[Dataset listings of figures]
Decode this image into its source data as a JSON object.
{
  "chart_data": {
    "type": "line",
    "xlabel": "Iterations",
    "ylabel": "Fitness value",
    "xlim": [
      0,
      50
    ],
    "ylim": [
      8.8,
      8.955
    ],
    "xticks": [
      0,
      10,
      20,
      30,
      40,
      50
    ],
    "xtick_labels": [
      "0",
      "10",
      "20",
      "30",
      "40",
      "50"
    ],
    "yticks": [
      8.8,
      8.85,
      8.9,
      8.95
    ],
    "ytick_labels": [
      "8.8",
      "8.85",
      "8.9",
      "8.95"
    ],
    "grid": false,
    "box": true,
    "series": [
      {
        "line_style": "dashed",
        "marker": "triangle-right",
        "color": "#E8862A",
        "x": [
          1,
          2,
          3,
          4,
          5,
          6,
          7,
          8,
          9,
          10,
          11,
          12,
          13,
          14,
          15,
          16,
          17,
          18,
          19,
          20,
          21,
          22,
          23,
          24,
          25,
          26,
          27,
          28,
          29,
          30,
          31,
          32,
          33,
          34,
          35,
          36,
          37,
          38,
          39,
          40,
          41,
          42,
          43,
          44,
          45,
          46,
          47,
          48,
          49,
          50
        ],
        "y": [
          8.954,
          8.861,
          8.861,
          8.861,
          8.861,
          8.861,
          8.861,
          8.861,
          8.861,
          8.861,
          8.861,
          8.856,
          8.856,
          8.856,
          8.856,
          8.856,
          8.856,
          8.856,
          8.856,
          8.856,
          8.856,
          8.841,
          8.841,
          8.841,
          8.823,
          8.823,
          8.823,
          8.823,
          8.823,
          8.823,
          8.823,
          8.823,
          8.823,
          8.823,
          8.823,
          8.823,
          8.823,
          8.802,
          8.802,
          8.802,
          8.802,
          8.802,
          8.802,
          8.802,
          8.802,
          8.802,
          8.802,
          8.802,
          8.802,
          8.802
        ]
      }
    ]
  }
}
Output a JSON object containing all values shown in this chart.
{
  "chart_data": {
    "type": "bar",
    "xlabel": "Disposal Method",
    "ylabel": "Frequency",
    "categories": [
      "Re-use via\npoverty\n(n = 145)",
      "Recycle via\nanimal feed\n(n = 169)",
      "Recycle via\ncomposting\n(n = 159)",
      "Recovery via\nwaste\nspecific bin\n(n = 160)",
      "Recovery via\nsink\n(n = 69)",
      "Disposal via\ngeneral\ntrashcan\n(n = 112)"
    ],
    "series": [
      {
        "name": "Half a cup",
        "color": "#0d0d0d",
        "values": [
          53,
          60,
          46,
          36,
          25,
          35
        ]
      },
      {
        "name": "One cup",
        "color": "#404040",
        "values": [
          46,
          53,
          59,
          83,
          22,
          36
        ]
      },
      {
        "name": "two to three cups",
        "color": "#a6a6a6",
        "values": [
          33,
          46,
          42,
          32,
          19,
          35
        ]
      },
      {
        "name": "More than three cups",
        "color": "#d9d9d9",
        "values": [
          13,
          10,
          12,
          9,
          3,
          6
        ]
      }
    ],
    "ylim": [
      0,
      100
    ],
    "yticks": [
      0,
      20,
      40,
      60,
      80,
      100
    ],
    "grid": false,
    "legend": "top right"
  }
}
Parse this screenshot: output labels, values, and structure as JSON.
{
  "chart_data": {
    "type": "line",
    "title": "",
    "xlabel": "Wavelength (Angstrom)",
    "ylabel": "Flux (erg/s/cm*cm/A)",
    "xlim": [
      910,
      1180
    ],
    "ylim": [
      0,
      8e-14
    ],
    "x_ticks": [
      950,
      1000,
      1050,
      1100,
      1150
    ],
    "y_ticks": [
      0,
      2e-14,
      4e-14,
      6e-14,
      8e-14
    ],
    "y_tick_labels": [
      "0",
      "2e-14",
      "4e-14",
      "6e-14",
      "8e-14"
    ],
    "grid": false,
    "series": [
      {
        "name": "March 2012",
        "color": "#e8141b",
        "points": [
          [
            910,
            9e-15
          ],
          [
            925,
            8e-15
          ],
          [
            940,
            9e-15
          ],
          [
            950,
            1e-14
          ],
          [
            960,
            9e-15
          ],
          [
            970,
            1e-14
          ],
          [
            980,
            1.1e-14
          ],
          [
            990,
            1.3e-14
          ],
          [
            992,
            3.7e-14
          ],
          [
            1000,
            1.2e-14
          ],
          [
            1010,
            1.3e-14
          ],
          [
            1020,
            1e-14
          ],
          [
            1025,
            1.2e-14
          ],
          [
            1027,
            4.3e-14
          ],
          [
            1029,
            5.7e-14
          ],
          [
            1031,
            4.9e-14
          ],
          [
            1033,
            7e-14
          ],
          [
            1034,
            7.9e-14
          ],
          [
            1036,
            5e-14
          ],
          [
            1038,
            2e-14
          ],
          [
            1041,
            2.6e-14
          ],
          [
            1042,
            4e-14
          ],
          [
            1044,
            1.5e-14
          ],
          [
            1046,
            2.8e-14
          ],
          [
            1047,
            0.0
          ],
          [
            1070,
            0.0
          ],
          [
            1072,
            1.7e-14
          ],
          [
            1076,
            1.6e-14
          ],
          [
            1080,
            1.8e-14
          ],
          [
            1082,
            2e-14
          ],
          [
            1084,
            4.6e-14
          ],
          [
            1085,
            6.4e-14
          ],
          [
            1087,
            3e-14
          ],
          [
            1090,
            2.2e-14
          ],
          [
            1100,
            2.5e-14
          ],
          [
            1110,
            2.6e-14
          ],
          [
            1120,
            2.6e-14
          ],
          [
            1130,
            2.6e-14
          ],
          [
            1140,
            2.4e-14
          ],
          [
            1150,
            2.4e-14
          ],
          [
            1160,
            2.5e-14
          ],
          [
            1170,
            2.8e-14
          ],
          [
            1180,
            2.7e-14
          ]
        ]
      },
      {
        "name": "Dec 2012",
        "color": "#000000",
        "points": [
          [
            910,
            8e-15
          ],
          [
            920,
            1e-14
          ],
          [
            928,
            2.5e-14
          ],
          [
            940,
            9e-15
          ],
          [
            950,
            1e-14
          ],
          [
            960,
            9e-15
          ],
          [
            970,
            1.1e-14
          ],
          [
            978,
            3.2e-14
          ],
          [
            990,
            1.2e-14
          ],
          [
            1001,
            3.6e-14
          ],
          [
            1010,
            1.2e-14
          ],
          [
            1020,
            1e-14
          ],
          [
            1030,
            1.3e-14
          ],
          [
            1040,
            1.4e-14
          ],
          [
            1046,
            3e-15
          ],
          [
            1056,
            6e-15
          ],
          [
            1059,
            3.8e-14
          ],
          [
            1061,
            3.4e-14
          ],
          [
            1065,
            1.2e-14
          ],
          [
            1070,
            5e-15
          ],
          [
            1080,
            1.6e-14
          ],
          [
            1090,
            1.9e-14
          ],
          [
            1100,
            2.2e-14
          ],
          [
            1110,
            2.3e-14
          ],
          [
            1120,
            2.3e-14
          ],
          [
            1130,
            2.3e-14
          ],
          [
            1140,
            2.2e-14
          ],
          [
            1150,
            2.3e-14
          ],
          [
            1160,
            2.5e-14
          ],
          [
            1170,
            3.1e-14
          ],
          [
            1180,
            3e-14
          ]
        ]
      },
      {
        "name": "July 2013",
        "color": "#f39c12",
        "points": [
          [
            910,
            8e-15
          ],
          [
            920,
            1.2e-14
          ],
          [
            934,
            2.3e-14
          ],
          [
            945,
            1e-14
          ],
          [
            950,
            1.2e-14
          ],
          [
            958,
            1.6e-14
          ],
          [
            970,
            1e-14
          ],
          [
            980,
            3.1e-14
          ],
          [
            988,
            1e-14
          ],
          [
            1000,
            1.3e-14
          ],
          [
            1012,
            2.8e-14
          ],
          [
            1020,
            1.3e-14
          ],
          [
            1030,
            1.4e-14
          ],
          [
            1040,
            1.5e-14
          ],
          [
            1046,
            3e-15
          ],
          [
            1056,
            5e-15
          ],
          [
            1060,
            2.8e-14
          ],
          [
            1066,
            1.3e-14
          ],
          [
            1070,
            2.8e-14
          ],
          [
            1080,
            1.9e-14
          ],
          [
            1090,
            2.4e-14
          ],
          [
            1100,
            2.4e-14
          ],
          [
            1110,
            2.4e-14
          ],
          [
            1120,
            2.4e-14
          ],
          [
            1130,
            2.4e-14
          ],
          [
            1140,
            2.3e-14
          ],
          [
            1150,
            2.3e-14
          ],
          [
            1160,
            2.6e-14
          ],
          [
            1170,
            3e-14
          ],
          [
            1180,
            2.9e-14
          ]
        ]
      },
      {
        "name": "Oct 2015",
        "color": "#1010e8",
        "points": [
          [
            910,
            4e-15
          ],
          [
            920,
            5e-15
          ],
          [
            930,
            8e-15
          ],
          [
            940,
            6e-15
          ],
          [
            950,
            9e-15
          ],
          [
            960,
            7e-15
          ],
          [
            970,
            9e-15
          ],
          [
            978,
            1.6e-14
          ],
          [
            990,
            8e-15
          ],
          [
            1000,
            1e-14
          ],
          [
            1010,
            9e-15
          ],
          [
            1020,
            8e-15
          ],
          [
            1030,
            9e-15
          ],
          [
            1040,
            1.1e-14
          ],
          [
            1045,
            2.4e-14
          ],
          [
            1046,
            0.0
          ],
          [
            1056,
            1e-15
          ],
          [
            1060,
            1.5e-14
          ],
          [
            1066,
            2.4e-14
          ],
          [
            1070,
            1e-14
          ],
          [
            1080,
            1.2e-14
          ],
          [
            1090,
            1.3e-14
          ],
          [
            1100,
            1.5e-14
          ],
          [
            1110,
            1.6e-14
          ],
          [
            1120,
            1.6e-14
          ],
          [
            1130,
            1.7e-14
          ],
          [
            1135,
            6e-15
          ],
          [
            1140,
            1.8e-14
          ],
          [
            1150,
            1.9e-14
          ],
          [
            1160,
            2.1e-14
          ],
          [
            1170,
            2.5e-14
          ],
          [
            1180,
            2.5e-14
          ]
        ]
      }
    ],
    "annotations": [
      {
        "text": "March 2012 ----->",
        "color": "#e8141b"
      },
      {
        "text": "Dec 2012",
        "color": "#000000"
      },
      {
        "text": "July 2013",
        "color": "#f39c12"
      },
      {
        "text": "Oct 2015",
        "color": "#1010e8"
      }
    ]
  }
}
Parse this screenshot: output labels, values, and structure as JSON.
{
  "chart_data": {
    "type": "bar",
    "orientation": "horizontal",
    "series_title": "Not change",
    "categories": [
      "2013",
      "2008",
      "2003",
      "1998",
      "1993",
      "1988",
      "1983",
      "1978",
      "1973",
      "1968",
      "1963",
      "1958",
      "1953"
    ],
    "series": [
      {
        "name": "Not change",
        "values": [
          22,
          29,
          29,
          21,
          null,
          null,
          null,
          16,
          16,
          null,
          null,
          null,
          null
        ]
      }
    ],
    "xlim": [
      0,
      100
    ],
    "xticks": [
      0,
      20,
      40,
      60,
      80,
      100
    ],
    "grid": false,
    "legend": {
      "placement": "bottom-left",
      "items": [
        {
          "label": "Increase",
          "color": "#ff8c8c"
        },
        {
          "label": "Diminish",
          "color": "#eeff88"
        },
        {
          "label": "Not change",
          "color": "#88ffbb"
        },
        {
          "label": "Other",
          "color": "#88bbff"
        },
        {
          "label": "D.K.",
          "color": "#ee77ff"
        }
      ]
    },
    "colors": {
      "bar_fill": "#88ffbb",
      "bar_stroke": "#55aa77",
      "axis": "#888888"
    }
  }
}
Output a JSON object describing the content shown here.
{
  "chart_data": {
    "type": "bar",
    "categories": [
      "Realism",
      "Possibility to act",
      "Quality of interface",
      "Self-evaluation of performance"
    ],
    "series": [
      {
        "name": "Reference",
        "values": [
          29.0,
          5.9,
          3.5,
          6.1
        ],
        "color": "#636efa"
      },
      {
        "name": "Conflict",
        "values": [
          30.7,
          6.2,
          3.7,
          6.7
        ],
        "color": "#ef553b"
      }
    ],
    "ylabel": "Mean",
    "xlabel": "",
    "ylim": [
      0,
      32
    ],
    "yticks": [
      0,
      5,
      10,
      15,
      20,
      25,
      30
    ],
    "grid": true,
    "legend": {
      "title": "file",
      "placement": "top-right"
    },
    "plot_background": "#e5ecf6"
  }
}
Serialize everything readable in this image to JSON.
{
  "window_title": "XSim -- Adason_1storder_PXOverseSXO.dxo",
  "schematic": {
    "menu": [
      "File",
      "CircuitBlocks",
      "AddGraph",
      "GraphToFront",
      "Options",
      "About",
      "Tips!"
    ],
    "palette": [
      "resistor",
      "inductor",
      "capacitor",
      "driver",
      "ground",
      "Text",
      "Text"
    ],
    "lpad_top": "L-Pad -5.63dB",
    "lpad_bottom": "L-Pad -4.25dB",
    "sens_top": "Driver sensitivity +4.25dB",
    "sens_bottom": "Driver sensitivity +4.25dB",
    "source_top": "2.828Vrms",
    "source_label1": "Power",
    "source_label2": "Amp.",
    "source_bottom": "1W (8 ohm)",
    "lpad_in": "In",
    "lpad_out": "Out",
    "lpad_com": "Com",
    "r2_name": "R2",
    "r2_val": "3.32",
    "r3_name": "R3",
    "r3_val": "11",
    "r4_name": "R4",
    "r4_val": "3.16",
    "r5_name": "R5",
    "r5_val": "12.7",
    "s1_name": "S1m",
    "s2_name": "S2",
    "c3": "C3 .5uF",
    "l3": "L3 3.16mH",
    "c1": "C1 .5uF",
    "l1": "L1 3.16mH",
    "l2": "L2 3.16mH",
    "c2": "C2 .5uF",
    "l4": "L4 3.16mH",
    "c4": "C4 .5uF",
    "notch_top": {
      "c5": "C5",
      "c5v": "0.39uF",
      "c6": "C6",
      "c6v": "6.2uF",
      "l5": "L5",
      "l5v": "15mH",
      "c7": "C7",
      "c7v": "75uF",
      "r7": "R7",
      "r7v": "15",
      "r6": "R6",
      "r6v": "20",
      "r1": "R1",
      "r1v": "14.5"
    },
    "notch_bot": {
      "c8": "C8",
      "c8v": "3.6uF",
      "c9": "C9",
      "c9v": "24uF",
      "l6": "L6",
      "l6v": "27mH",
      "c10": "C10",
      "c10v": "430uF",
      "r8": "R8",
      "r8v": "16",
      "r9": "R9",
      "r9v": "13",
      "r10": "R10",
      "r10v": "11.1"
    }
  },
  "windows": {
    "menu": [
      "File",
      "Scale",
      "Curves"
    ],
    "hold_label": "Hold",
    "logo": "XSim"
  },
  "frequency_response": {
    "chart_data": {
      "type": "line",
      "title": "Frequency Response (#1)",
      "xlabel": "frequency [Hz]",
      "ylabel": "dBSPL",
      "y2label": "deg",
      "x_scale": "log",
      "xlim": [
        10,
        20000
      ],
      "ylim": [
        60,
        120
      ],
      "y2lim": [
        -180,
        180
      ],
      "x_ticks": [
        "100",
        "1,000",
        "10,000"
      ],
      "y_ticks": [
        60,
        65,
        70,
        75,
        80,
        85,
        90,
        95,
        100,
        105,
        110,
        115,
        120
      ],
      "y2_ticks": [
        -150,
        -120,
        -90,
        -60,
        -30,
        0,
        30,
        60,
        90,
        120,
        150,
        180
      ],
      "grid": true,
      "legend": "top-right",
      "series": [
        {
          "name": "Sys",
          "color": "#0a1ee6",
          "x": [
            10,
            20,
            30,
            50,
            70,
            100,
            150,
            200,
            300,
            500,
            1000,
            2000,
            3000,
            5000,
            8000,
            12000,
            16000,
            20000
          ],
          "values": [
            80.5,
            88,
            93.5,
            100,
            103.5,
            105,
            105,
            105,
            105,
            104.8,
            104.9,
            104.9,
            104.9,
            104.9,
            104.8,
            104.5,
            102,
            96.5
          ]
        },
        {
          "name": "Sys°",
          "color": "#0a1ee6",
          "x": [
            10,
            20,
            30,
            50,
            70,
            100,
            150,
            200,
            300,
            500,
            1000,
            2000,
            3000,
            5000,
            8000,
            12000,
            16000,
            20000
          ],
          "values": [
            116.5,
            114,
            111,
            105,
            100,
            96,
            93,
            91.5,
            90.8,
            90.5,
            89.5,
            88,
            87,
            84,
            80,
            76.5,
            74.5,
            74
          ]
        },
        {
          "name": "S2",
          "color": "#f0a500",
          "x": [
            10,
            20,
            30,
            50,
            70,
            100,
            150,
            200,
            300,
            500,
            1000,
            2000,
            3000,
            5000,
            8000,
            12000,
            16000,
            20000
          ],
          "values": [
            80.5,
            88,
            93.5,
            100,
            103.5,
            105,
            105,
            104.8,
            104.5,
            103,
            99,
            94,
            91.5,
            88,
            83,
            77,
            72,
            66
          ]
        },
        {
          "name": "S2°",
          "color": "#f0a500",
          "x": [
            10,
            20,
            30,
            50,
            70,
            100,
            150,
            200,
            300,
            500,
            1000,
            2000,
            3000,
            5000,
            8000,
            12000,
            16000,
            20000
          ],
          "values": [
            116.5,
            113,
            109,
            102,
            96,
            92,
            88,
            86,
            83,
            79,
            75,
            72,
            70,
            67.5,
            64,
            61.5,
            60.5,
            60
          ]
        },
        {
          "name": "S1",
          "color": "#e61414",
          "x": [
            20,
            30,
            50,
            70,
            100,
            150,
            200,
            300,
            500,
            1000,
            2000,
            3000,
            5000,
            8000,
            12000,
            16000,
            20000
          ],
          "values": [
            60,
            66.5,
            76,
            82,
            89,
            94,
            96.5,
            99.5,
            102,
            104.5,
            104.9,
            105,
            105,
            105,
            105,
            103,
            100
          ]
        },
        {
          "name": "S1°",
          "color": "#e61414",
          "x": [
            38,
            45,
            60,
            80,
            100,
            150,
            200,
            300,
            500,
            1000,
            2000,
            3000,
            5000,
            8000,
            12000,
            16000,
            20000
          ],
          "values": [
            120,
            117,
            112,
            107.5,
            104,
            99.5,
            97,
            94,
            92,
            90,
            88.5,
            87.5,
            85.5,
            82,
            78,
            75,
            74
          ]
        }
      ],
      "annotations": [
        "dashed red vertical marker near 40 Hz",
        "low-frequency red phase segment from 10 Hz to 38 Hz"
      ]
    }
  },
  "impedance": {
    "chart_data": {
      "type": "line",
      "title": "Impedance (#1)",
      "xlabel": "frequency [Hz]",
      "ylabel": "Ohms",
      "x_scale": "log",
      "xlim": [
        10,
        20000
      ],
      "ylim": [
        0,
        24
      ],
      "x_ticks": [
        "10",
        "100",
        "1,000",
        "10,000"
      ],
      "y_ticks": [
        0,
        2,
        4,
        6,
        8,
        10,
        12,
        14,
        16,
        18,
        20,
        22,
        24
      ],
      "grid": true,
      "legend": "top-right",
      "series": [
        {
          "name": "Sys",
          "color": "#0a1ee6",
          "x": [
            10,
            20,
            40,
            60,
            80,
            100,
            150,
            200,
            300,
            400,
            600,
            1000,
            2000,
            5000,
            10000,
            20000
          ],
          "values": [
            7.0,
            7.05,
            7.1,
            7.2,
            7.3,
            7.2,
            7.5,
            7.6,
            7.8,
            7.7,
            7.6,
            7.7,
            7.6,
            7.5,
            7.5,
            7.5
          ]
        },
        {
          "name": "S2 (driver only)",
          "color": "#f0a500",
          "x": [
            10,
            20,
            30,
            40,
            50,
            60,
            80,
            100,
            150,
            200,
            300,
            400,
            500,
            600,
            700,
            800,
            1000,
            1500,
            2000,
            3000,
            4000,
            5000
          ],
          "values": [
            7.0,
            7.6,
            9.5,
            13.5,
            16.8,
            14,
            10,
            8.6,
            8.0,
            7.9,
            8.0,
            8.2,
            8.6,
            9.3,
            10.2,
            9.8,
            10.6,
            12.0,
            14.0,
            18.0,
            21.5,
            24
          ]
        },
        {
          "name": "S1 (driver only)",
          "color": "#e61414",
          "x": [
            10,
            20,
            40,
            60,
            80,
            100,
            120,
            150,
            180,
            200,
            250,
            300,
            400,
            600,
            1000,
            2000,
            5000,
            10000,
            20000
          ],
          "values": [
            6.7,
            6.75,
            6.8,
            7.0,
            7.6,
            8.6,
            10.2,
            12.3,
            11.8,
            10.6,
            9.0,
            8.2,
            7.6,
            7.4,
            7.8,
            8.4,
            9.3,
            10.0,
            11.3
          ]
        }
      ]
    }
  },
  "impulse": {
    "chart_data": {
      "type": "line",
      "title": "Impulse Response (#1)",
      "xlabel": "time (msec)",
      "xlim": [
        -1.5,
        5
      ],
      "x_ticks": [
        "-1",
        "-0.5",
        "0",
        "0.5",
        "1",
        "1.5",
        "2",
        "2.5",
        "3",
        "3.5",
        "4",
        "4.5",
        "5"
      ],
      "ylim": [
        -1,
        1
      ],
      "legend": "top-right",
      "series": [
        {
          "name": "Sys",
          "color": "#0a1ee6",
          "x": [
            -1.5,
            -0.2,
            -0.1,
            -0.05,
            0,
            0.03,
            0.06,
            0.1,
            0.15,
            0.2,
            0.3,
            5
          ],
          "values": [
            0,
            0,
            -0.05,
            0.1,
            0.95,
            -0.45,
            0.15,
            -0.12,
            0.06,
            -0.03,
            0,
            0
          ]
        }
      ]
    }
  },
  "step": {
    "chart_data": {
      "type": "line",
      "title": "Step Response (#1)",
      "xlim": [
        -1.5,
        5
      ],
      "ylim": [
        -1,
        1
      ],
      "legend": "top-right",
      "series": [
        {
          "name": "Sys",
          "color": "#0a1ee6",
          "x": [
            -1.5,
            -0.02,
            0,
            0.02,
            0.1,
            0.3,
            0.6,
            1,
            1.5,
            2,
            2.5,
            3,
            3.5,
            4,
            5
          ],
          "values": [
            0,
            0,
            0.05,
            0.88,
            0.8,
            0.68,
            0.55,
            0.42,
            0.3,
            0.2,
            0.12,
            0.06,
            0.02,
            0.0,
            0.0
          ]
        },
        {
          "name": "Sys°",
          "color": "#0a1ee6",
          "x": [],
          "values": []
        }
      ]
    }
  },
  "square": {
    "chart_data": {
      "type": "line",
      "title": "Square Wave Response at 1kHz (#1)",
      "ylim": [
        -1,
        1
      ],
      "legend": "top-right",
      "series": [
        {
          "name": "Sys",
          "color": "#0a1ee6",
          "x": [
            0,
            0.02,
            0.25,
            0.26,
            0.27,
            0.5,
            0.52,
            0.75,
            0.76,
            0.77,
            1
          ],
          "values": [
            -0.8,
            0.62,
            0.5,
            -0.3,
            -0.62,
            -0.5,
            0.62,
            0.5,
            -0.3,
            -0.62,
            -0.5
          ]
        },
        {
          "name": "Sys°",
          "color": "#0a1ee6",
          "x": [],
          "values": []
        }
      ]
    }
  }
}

▶ **Challenge**:
Looking at the records above, work out how many lines include the string "image". Give the number and nothing else.

▶ **Answer below**:
2